_YOUR INSTRUCTIONS_:
Write the listing out again, all of it, word for word.

(Excerpts from a figure dataset)
::::::
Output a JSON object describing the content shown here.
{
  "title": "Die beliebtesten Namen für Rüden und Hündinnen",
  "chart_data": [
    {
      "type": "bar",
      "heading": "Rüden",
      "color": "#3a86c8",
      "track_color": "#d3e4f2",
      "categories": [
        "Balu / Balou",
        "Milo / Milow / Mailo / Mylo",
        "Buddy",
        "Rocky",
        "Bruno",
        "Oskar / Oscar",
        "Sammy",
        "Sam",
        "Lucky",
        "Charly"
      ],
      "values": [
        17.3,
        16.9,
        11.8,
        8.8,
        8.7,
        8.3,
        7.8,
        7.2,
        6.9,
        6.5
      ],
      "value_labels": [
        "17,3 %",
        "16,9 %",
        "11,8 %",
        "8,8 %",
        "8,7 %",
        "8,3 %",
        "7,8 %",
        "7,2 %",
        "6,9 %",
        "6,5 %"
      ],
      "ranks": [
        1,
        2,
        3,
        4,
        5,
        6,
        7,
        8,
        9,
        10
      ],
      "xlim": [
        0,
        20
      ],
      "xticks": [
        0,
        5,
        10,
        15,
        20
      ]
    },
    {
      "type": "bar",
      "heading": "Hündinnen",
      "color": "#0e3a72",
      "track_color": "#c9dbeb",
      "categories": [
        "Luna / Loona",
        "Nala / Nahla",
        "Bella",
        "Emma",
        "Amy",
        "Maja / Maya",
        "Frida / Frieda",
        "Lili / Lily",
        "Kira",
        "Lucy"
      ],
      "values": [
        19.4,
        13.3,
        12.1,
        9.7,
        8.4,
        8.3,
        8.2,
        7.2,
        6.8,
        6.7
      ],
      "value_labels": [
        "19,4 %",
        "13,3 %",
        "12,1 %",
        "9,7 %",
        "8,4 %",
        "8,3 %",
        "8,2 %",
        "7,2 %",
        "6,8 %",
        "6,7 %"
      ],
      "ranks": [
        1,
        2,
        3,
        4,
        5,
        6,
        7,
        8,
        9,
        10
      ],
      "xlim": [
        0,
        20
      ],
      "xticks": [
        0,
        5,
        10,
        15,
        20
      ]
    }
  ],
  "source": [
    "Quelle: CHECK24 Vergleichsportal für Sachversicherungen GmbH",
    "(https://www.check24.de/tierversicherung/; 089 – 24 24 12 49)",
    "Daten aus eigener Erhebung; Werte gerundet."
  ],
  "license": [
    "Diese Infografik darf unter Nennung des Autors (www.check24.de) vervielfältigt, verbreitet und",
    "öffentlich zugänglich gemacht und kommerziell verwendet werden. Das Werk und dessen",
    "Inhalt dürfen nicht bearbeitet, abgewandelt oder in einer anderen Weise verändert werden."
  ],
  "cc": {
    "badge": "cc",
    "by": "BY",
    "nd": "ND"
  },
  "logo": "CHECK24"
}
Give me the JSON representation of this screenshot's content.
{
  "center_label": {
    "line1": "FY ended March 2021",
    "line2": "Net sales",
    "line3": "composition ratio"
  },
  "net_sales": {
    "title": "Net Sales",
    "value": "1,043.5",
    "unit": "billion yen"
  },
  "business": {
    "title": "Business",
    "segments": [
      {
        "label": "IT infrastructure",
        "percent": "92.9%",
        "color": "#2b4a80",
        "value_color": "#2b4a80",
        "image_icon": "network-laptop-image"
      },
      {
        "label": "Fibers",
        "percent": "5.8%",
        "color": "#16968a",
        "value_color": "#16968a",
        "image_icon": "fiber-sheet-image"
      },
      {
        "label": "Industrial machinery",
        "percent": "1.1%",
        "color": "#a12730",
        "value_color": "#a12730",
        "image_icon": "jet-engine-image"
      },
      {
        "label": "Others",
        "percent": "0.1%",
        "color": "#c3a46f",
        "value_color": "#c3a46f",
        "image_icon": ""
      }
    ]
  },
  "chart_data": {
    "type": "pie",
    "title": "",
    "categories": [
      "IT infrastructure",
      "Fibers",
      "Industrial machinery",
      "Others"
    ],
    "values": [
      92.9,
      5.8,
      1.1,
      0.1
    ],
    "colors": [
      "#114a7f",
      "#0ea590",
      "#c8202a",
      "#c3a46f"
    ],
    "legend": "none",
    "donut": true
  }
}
::::::
_TASK RESULT_:
Output a JSON object describing the content shown here.
{
  "title": "Die beliebtesten Namen für Rüden und Hündinnen",
  "chart_data": [
    {
      "type": "bar",
      "heading": "Rüden",
      "color": "#3a86c8",
      "track_color": "#d3e4f2",
      "categories": [
        "Balu / Balou",
        "Milo / Milow / Mailo / Mylo",
        "Buddy",
        "Rocky",
        "Bruno",
        "Oskar / Oscar",
        "Sammy",
        "Sam",
        "Lucky",
        "Charly"
      ],
      "values": [
        17.3,
        16.9,
        11.8,
        8.8,
        8.7,
        8.3,
        7.8,
        7.2,
        6.9,
        6.5
      ],
      "value_labels": [
        "17,3 %",
        "16,9 %",
        "11,8 %",
        "8,8 %",
        "8,7 %",
        "8,3 %",
        "7,8 %",
        "7,2 %",
        "6,9 %",
        "6,5 %"
      ],
      "ranks": [
        1,
        2,
        3,
        4,
        5,
        6,
        7,
        8,
        9,
        10
      ],
      "xlim": [
        0,
        20
      ],
      "xticks": [
        0,
        5,
        10,
        15,
        20
      ]
    },
    {
      "type": "bar",
      "heading": "Hündinnen",
      "color": "#0e3a72",
      "track_color": "#c9dbeb",
      "categories": [
        "Luna / Loona",
        "Nala / Nahla",
        "Bella",
        "Emma",
        "Amy",
        "Maja / Maya",
        "Frida / Frieda",
        "Lili / Lily",
        "Kira",
        "Lucy"
      ],
      "values": [
        19.4,
        13.3,
        12.1,
        9.7,
        8.4,
        8.3,
        8.2,
        7.2,
        6.8,
        6.7
      ],
      "value_labels": [
        "19,4 %",
        "13,3 %",
        "12,1 %",
        "9,7 %",
        "8,4 %",
        "8,3 %",
        "8,2 %",
        "7,2 %",
        "6,8 %",
        "6,7 %"
      ],
      "ranks": [
        1,
        2,
        3,
        4,
        5,
        6,
        7,
        8,
        9,
        10
      ],
      "xlim": [
        0,
        20
      ],
      "xticks": [
        0,
        5,
        10,
        15,
        20
      ]
    }
  ],
  "source": [
    "Quelle: CHECK24 Vergleichsportal für Sachversicherungen GmbH",
    "(https://www.check24.de/tierversicherung/; 089 – 24 24 12 49)",
    "Daten aus eigener Erhebung; Werte gerundet."
  ],
  "license": [
    "Diese Infografik darf unter Nennung des Autors (www.check24.de) vervielfältigt, verbreitet und",
    "öffentlich zugänglich gemacht und kommerziell verwendet werden. Das Werk und dessen",
    "Inhalt dürfen nicht bearbeitet, abgewandelt oder in einer anderen Weise verändert werden."
  ],
  "cc": {
    "badge": "cc",
    "by": "BY",
    "nd": "ND"
  },
  "logo": "CHECK24"
}
Give me the JSON representation of this screenshot's content.
{
  "center_label": {
    "line1": "FY ended March 2021",
    "line2": "Net sales",
    "line3": "composition ratio"
  },
  "net_sales": {
    "title": "Net Sales",
    "value": "1,043.5",
    "unit": "billion yen"
  },
  "business": {
    "title": "Business",
    "segments": [
      {
        "label": "IT infrastructure",
        "percent": "92.9%",
        "color": "#2b4a80",
        "value_color": "#2b4a80",
        "image_icon": "network-laptop-image"
      },
      {
        "label": "Fibers",
        "percent": "5.8%",
        "color": "#16968a",
        "value_color": "#16968a",
        "image_icon": "fiber-sheet-image"
      },
      {
        "label": "Industrial machinery",
        "percent": "1.1%",
        "color": "#a12730",
        "value_color": "#a12730",
        "image_icon": "jet-engine-image"
      },
      {
        "label": "Others",
        "percent": "0.1%",
        "color": "#c3a46f",
        "value_color": "#c3a46f",
        "image_icon": ""
      }
    ]
  },
  "chart_data": {
    "type": "pie",
    "title": "",
    "categories": [
      "IT infrastructure",
      "Fibers",
      "Industrial machinery",
      "Others"
    ],
    "values": [
      92.9,
      5.8,
      1.1,
      0.1
    ],
    "colors": [
      "#114a7f",
      "#0ea590",
      "#c8202a",
      "#c3a46f"
    ],
    "legend": "none",
    "donut": true
  }
}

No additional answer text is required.